Saved data entries:

↓

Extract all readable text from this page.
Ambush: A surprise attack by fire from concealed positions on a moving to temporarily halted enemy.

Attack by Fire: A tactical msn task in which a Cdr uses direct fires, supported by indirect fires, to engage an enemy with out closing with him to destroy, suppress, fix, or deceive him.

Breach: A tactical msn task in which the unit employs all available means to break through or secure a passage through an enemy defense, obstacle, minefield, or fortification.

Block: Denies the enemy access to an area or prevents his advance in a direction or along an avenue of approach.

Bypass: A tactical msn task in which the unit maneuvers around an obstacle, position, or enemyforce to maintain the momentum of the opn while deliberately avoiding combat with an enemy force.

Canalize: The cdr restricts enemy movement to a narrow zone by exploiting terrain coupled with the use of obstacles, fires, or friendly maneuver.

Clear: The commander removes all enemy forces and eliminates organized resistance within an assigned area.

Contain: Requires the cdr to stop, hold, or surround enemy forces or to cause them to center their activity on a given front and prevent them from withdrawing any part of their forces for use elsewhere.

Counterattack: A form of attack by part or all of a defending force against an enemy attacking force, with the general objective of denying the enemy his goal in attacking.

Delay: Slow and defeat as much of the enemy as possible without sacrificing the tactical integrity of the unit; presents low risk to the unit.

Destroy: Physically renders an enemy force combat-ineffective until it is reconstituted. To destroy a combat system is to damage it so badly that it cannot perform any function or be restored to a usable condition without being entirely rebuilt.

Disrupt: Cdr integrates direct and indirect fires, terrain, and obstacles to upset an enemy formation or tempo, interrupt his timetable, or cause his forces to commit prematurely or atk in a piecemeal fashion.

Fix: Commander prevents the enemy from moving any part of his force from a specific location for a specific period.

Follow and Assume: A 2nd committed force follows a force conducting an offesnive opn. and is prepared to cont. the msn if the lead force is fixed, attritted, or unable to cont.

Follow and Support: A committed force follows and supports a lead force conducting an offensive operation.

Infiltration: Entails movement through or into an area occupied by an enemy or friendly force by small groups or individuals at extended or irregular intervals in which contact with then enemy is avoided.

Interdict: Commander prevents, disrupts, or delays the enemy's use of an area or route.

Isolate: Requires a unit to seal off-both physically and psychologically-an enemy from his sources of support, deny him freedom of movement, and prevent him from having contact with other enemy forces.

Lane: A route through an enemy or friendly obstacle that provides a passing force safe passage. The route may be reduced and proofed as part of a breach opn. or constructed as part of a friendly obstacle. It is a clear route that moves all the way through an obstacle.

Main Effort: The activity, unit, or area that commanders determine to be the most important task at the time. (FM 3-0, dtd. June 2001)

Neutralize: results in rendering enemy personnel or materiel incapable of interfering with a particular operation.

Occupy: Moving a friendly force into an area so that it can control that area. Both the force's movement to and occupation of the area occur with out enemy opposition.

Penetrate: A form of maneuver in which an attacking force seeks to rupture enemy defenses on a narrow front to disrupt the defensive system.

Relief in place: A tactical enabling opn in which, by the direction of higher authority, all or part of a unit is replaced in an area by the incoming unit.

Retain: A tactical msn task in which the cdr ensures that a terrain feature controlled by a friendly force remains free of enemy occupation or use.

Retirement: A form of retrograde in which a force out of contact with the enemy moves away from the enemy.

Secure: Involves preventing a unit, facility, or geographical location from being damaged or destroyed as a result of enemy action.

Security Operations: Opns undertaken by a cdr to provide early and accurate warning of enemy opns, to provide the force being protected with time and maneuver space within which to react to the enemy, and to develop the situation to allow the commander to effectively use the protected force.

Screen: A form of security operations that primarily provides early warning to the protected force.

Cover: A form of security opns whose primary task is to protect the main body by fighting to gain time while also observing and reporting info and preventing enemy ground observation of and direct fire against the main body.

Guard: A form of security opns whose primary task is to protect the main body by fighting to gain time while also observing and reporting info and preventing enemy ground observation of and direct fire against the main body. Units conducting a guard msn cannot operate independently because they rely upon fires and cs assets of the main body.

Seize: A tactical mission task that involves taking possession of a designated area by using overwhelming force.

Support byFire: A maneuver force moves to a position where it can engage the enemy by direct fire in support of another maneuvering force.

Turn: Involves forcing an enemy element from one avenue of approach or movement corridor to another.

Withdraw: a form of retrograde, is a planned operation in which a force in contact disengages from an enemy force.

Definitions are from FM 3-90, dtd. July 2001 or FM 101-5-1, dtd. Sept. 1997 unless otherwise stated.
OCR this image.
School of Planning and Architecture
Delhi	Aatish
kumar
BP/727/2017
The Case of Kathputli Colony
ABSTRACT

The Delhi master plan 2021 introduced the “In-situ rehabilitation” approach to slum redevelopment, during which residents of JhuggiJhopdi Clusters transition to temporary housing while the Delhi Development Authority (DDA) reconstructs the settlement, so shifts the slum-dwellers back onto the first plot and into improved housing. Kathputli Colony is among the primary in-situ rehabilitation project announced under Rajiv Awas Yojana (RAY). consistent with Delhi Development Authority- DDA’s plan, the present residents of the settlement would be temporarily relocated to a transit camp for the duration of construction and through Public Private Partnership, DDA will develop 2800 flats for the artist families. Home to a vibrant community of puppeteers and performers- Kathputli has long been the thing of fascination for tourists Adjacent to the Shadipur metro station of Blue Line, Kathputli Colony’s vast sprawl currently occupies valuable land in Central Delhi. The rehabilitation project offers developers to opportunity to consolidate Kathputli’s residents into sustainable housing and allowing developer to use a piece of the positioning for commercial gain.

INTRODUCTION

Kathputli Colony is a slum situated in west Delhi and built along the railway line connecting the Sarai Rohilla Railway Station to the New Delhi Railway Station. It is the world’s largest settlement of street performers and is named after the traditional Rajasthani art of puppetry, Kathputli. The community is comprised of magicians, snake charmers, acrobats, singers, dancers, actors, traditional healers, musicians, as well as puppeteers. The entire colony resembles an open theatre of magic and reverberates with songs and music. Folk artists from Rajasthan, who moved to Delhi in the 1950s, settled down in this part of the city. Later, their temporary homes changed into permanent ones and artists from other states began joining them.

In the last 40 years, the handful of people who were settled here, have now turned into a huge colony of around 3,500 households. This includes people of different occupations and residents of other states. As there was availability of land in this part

↑

List the lines of the material in which the word "protected" occurs.

Security Operations: Opns undertaken by a cdr to provide early and accurate warning of enemy opns, to provide the force being protected with time and maneuver space within which to react to the enemy, and to develop the situation to allow the commander to effectively use the protected force.
Screen: A form of security operations that primarily provides early warning to the protected force.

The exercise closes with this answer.